(Dataset listings of figures)
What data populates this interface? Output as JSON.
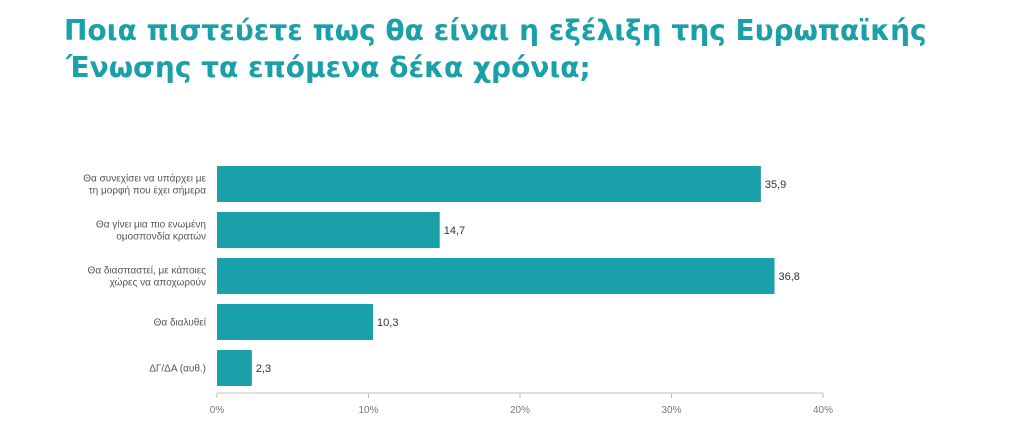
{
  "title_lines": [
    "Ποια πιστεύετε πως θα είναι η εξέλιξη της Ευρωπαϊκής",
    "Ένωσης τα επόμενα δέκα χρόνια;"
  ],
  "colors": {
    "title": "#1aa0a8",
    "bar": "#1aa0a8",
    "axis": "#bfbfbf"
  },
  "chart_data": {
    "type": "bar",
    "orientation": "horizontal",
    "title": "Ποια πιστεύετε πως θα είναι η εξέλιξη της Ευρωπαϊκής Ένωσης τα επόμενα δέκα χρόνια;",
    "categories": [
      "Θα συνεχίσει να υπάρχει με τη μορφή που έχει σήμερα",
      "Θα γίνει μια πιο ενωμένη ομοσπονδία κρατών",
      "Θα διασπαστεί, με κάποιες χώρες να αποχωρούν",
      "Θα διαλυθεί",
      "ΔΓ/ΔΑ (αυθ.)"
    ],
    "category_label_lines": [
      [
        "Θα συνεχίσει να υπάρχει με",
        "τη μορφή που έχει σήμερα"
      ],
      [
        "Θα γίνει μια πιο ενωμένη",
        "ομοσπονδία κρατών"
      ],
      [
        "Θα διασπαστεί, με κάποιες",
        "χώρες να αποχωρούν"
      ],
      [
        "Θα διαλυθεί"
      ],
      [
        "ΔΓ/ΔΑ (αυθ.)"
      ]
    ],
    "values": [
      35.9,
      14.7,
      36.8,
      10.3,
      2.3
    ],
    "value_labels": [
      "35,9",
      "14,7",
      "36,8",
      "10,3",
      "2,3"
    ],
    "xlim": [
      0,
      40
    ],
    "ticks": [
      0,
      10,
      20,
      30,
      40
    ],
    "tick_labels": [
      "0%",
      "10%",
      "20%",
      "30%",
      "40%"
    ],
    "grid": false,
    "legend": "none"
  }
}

==

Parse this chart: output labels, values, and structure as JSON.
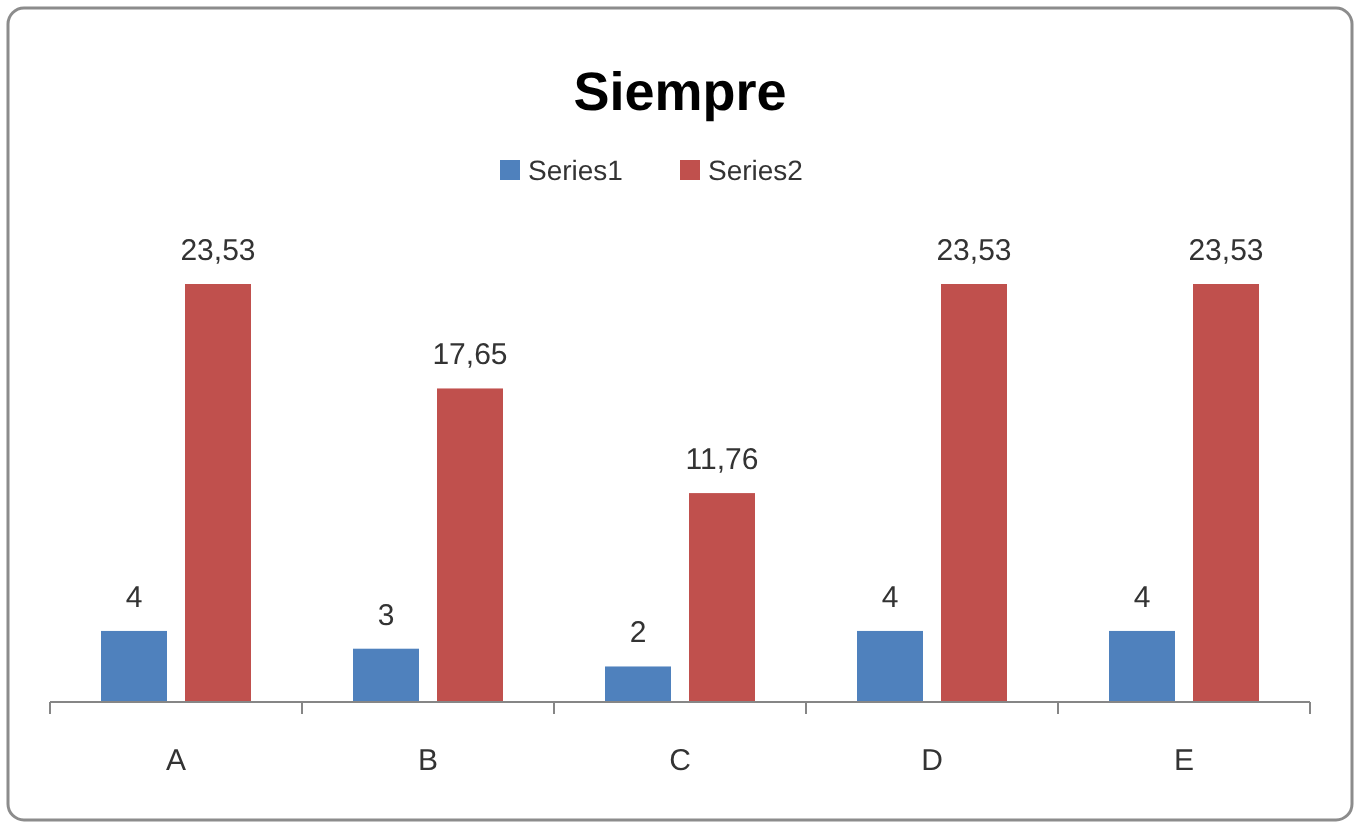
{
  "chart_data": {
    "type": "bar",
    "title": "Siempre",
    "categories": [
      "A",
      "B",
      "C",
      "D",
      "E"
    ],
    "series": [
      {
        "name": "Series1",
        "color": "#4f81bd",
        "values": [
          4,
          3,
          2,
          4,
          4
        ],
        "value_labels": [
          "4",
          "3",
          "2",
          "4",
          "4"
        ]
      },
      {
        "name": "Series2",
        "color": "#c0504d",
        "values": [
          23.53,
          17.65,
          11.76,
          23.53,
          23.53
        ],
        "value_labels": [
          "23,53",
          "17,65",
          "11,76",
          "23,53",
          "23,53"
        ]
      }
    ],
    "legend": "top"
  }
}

...

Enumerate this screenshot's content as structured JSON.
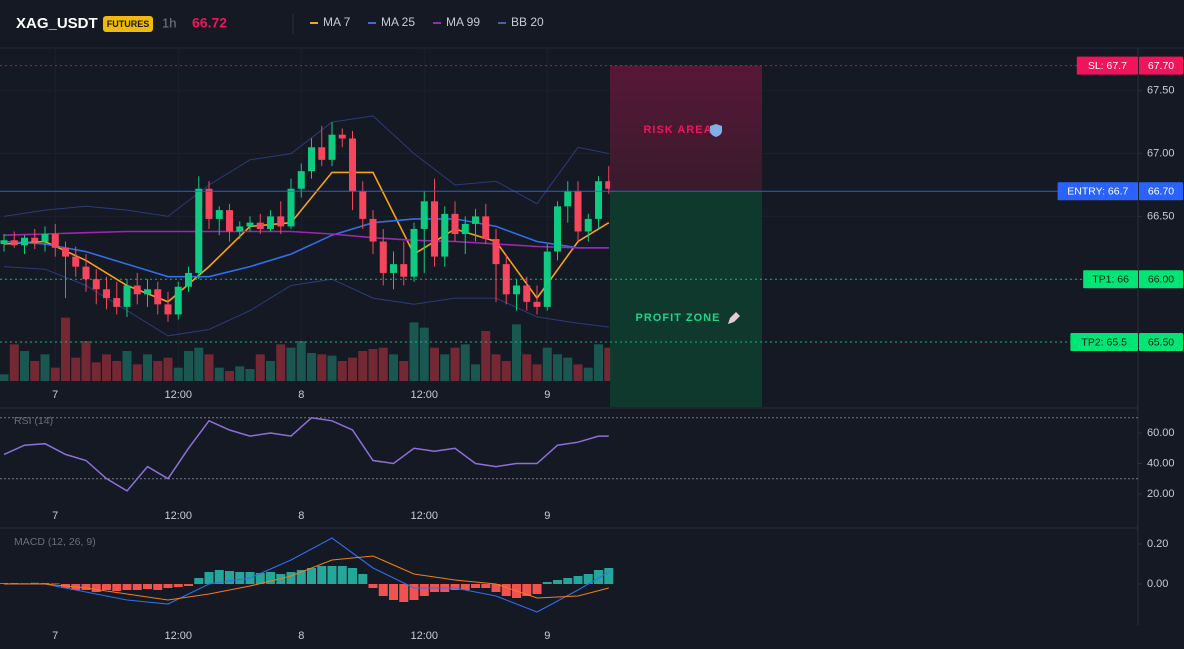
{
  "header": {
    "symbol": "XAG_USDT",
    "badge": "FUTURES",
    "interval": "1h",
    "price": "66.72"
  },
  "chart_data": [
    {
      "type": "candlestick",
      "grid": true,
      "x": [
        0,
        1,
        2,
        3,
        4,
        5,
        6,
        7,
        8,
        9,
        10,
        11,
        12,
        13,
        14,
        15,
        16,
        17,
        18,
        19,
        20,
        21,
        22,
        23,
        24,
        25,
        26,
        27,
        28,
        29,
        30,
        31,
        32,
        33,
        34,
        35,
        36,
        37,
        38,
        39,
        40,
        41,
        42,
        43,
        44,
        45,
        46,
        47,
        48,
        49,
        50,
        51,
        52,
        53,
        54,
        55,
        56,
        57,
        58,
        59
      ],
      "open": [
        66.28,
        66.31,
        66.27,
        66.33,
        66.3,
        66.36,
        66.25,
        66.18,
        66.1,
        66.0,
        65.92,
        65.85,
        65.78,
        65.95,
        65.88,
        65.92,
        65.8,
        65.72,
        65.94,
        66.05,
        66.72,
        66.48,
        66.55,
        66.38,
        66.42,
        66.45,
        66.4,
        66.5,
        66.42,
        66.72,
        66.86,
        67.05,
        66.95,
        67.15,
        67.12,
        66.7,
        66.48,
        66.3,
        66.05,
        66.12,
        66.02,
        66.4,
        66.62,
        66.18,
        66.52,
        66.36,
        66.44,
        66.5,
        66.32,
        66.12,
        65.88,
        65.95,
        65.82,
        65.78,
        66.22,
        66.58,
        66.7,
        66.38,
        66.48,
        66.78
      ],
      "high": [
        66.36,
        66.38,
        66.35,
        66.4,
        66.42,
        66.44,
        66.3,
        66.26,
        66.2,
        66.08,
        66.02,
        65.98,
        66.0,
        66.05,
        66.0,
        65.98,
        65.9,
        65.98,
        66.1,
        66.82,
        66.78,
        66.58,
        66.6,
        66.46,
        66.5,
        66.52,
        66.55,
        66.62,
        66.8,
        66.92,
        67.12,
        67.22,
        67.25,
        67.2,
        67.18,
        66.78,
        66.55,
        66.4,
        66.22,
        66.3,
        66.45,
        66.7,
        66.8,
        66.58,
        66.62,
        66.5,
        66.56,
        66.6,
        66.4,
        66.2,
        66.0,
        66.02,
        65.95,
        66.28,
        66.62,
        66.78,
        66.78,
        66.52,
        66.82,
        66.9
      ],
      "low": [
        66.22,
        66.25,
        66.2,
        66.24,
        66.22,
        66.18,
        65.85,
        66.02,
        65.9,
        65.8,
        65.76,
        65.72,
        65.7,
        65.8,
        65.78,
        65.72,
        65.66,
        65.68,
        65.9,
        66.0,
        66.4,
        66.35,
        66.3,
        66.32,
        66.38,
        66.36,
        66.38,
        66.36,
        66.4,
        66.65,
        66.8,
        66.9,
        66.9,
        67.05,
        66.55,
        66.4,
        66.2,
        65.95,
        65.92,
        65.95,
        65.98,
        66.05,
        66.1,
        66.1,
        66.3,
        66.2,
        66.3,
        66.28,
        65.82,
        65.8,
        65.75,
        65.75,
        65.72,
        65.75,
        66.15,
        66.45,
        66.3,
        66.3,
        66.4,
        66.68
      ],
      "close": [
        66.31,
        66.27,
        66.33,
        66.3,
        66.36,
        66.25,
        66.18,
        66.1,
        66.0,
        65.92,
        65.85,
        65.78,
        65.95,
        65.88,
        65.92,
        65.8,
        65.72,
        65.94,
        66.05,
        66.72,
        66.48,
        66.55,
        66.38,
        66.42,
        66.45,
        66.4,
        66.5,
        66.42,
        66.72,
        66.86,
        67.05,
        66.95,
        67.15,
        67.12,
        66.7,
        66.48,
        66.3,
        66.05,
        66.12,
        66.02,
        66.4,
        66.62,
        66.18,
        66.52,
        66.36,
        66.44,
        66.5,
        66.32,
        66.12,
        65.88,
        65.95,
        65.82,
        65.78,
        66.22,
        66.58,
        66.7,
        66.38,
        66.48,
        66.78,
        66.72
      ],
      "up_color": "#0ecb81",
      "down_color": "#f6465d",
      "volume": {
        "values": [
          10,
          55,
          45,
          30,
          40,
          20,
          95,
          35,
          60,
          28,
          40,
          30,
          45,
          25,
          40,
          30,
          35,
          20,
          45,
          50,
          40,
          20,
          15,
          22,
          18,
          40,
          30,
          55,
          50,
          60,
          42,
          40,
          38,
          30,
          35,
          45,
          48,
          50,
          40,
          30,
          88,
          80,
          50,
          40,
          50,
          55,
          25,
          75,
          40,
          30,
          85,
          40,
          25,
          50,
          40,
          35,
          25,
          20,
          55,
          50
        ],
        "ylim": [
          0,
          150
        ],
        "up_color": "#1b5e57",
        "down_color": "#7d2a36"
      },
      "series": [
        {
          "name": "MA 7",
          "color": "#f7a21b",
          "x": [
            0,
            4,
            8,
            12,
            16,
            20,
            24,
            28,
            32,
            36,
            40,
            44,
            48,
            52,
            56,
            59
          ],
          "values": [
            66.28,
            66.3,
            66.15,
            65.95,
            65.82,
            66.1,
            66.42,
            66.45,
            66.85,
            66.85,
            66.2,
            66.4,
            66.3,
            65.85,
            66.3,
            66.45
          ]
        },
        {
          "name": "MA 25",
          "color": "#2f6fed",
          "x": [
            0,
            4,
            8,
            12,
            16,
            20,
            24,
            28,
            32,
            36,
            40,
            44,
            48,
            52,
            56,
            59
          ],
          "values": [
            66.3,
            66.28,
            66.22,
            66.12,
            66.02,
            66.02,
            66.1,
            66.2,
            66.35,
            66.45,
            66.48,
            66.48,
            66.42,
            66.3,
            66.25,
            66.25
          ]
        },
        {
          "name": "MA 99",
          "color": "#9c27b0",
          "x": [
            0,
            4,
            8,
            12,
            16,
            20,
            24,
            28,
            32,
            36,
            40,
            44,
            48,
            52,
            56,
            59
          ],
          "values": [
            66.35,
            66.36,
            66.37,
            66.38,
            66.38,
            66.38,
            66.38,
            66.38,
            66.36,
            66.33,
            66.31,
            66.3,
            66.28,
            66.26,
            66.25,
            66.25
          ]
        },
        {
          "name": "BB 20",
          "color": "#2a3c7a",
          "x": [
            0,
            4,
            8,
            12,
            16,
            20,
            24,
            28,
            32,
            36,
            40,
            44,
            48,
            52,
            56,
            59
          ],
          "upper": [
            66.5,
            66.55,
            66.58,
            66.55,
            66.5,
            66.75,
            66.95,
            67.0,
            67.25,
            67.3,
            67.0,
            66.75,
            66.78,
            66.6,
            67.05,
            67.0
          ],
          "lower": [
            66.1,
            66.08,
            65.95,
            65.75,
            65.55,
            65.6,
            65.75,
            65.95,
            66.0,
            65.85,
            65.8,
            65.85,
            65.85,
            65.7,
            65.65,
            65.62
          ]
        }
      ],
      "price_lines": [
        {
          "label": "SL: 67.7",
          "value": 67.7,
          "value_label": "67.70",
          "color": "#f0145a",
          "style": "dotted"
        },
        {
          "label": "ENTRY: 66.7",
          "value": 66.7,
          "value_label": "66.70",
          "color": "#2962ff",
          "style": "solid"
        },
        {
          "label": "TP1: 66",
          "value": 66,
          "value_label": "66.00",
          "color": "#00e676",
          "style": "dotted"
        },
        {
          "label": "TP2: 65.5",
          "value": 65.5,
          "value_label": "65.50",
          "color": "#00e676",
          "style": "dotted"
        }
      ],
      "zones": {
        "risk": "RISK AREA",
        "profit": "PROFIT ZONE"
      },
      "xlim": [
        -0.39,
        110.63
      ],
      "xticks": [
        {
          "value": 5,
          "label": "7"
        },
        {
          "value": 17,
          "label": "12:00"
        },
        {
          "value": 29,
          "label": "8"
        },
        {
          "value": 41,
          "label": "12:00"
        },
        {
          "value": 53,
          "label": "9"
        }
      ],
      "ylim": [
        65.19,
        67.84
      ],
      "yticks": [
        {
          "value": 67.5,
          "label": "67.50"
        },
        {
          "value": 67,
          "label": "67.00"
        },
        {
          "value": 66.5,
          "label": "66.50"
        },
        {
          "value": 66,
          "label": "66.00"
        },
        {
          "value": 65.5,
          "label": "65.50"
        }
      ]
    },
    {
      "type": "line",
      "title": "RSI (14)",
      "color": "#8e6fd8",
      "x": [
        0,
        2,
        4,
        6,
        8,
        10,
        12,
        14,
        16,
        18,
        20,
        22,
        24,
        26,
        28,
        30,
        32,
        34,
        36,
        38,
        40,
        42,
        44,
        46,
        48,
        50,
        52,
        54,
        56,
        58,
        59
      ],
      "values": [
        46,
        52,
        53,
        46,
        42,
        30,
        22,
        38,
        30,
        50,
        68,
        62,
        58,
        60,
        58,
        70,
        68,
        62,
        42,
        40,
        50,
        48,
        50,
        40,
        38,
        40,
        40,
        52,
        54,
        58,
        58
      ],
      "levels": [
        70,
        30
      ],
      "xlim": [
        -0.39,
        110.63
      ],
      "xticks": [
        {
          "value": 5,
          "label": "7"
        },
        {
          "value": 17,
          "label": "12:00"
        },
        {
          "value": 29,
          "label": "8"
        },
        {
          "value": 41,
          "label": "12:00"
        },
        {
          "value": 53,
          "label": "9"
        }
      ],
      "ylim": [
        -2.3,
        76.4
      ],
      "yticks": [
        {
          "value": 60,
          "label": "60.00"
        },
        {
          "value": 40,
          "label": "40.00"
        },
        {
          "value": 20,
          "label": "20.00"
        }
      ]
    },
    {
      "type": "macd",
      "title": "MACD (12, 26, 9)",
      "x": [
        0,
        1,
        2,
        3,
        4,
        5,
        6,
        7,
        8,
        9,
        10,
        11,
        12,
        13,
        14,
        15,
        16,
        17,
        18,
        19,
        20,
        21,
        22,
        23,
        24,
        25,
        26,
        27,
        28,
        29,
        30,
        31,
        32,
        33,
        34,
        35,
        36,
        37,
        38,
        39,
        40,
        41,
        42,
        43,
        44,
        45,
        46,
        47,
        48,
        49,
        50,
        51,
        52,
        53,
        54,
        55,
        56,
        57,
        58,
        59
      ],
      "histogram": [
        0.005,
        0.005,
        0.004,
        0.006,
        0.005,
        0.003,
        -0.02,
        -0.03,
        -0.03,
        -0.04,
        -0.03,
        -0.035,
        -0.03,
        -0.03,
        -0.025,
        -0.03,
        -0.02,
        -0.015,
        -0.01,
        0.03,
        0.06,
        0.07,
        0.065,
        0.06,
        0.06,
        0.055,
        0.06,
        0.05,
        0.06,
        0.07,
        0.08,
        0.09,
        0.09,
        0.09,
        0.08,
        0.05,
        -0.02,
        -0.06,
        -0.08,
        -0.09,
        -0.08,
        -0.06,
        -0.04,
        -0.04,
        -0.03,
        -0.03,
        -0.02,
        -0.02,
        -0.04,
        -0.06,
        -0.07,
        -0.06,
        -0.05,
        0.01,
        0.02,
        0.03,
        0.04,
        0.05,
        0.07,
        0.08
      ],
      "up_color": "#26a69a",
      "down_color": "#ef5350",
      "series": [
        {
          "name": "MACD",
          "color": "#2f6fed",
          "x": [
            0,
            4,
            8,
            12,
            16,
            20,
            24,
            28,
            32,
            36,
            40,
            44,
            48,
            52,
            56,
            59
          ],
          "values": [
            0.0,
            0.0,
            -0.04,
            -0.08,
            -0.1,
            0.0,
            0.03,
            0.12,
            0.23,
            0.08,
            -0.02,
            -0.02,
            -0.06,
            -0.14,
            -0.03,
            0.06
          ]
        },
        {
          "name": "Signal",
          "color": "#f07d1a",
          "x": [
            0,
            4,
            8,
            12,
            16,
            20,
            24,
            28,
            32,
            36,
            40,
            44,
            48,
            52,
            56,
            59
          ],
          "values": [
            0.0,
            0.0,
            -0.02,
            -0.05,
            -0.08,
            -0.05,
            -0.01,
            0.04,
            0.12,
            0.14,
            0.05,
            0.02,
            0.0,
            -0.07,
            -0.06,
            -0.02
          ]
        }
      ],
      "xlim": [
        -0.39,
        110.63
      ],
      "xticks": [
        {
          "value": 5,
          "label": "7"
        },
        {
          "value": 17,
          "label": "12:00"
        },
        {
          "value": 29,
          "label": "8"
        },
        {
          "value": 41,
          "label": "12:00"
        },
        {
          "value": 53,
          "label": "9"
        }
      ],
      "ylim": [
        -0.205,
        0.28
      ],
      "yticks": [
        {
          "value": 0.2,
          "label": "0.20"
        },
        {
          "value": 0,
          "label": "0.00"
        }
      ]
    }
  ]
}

▶ _Task instructions_:
Each line of the material above either contains the word "κάποιες" or does not; state how many do, and nothing else.

▶ _Exercise response_:
2